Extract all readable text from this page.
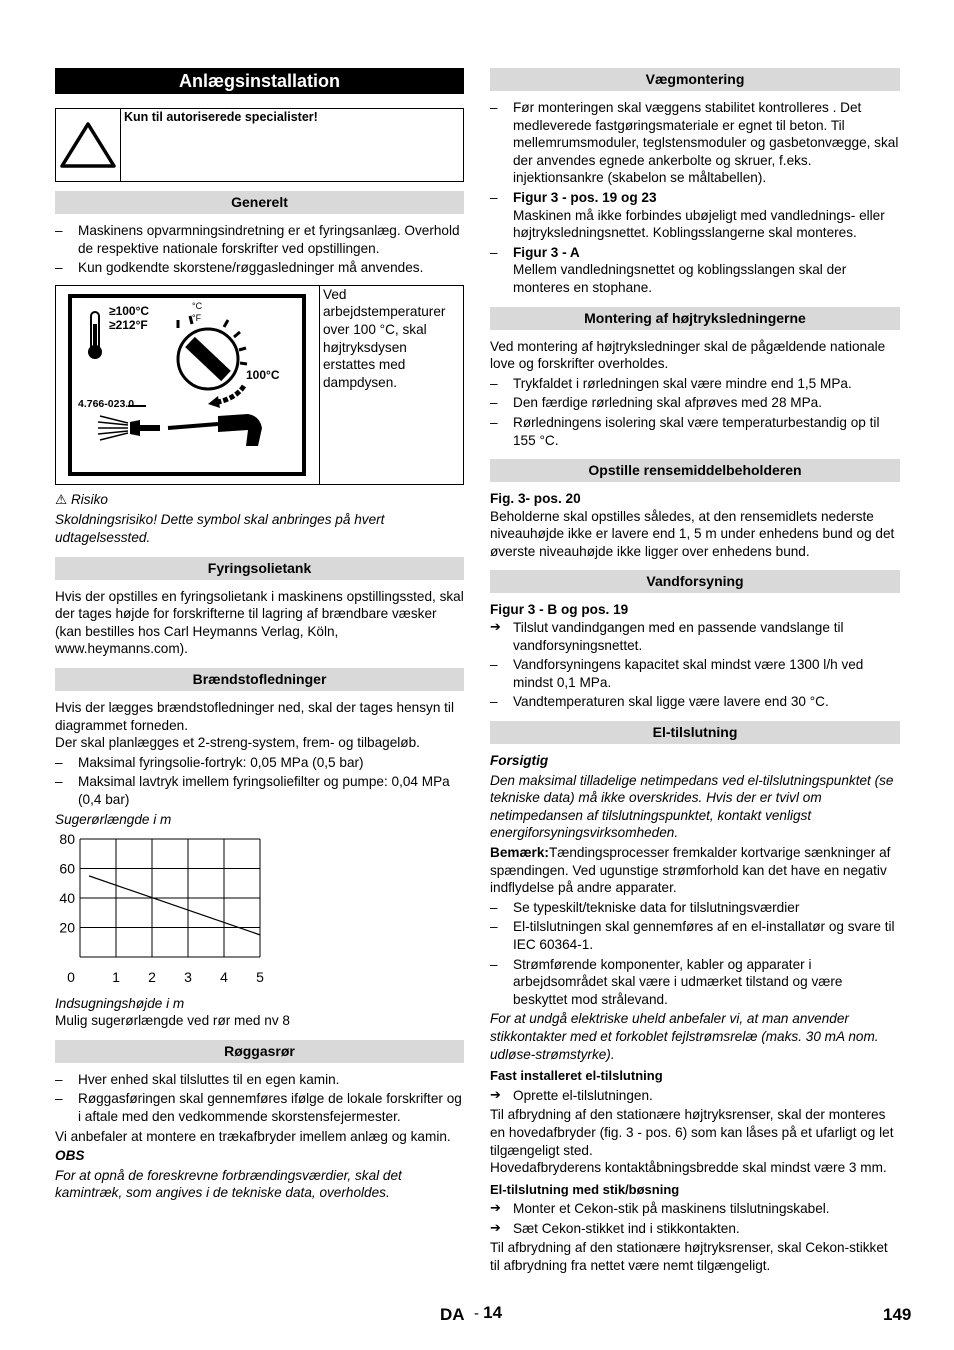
Anlægsinstallation
Kun til autoriserede specialister!
Generelt
– Maskinens opvarmningsindretning er et fyringsanlæg. Overhold de respektive nationale forskrifter ved opstillingen.
– Kun godkendte skorstene/røggasledninger må anvendes.
≥100°C
≥212°F
°C
°F
100°C
4.766-023.0
Ved arbejdstemperaturer over 100 °C, skal højtryksdysen erstattes med dampdysen.

⚠ Risiko

Skoldningsrisiko! Dette symbol skal anbringes på hvert udtagelsessted.

Fyringsolietank

Hvis der opstilles en fyringsolietank i maskinens opstillingssted, skal der tages højde for forskrifterne til lagring af brændbare væsker (kan bestilles hos Carl Heymanns Verlag, Köln, www.heymanns.com).

Brændstofledninger

Hvis der lægges brændstofledninger ned, skal der tages hensyn til diagrammet forneden.

Der skal planlægges et 2-streng-system, frem- og tilbageløb.

– Maksimal fyringsolie-fortryk: 0,05 MPa (0,5 bar)
– Maksimal lavtryk imellem fyringsoliefilter og pumpe: 0,04 MPa (0,4 bar)

Sugerørlængde i m

80
60
40
20
0	1 2 3 4 5

Indsugningshøjde i m

Mulig sugerørlængde ved rør med nv 8

Røggasrør
– Hver enhed skal tilsluttes til en egen kamin.
– Røggasføringen skal gennemføres ifølge de lokale forskrifter og i aftale med den vedkommende skorstensfejermester.

Vi anbefaler at montere en trækafbryder imellem anlæg og kamin.

OBS

For at opnå de foreskrevne forbrændingsværdier, skal det kamintræk, som angives i de tekniske data, overholdes.

Vægmontering
– Før monteringen skal væggens stabilitet kontrolleres . Det medleverede fastgøringsmateriale er egnet til beton. Til mellemrumsmoduler, teglstensmoduler og gasbetonvægge, skal der anvendes egnede ankerbolte og skruer, f.eks. injektionsankre (skabelon se måltabellen).
– Figur 3 - pos. 19 og 23
Maskinen må ikke forbindes ubøjeligt med vandlednings- eller højtryksledningsnettet. Koblingsslangerne skal monteres.
– Figur 3 - A
Mellem vandledningsnettet og koblingsslangen skal der monteres en stophane.
Montering af højtryksledningerne

Ved montering af højtryksledninger skal de pågældende nationale love og forskrifter overholdes.

– Trykfaldet i rørledningen skal være mindre end 1,5 MPa.
– Den færdige rørledning skal afprøves med 28 MPa.
– Rørledningens isolering skal være temperaturbestandig op til 155 °C.
Opstille rensemiddelbeholderen

Fig. 3- pos. 20

Beholderne skal opstilles således, at den rensemidlets nederste niveauhøjde ikke er lavere end 1, 5 m under enhedens bund og det øverste niveauhøjde ikke ligger over enhedens bund.

Vandforsyning

Figur 3 - B og pos. 19

➔ Tilslut vandindgangen med en passende vandslange til vandforsyningsnettet.
– Vandforsyningens kapacitet skal mindst være 1300 l/h ved mindst 0,1 MPa.
– Vandtemperaturen skal ligge være lavere end 30 °C.
El-tilslutning

Forsigtig

Den maksimal tilladelige netimpedans ved el-tilslutningspunktet (se tekniske data) må ikke overskrides. Hvis der er tvivl om netimpedansen af tilslutningspunktet, kontakt venligst energiforsyningsvirksomheden.

Bemærk:Tændingsprocesser fremkalder kortvarige sænkninger af spændingen. Ved ugunstige strømforhold kan det have en negativ indflydelse på andre apparater.

– Se typeskilt/tekniske data for tilslutningsværdier
– El-tilslutningen skal gennemføres af en el-installatør og svare til IEC 60364-1.
– Strømførende komponenter, kabler og apparater i arbejdsområdet skal være i udmærket tilstand og være beskyttet mod strålevand.

For at undgå elektriske uheld anbefaler vi, at man anvender stikkontakter med et forkoblet fejlstrømsrelæ (maks. 30 mA nom. udløse-strømstyrke).

Fast installeret el-tilslutning

➔ Oprette el-tilslutningen.

Til afbrydning af den stationære højtryksrenser, skal der monteres en hovedafbryder (fig. 3 - pos. 6) som kan låses på et ufarligt og let tilgængeligt sted.

Hovedafbryderens kontaktåbningsbredde skal mindst være 3 mm.

El-tilslutning med stik/bøsning

➔ Monter et Cekon-stik på maskinens tilslutningskabel.
➔ Sæt Cekon-stikket ind i stikkontakten.

Til afbrydning af den stationære højtryksrenser, skal Cekon-stikket til afbrydning fra nettet være nemt tilgængeligt.

DA - 14	149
━━━━━━━━
■ THE PROBLEM
Pick out the lines above containing the word "anbefaler", then copy them.

■ FINAL RESULT
Vi anbefaler at montere en trækafbryder imellem anlæg og kamin.
For at undgå elektriske uheld anbefaler vi, at man anvender stikkontakter med et forkoblet fejlstrømsrelæ (maks. 30 mA nom. udløse-strømstyrke).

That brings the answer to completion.